_Task details_
Scan the data below for the string "Band". Show every line where it turns up.

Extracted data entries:
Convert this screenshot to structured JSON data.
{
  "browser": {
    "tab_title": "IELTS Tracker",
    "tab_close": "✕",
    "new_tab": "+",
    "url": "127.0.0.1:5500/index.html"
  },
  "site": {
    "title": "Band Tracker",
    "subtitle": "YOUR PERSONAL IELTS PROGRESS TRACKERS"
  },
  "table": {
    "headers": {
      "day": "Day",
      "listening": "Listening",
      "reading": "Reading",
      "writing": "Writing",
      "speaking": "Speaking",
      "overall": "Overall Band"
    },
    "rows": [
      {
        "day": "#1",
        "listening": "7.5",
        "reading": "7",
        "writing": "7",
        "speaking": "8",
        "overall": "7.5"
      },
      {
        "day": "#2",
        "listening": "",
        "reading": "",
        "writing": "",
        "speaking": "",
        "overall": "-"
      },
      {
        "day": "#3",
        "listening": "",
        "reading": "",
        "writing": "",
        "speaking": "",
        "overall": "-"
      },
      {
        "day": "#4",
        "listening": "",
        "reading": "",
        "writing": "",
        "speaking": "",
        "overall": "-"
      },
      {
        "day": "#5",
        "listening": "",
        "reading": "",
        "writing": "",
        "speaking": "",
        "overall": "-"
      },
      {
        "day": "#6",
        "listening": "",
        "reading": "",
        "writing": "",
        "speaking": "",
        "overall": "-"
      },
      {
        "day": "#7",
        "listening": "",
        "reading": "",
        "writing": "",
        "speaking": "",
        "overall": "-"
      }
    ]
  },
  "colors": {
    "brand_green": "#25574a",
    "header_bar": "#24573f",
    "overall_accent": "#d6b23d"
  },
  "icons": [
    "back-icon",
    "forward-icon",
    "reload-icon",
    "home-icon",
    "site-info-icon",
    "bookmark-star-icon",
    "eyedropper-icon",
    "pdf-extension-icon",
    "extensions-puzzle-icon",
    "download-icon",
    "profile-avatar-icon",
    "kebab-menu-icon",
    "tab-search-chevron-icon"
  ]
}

_Finished task_
    "title": "Band Tracker",
      "overall": "Overall Band"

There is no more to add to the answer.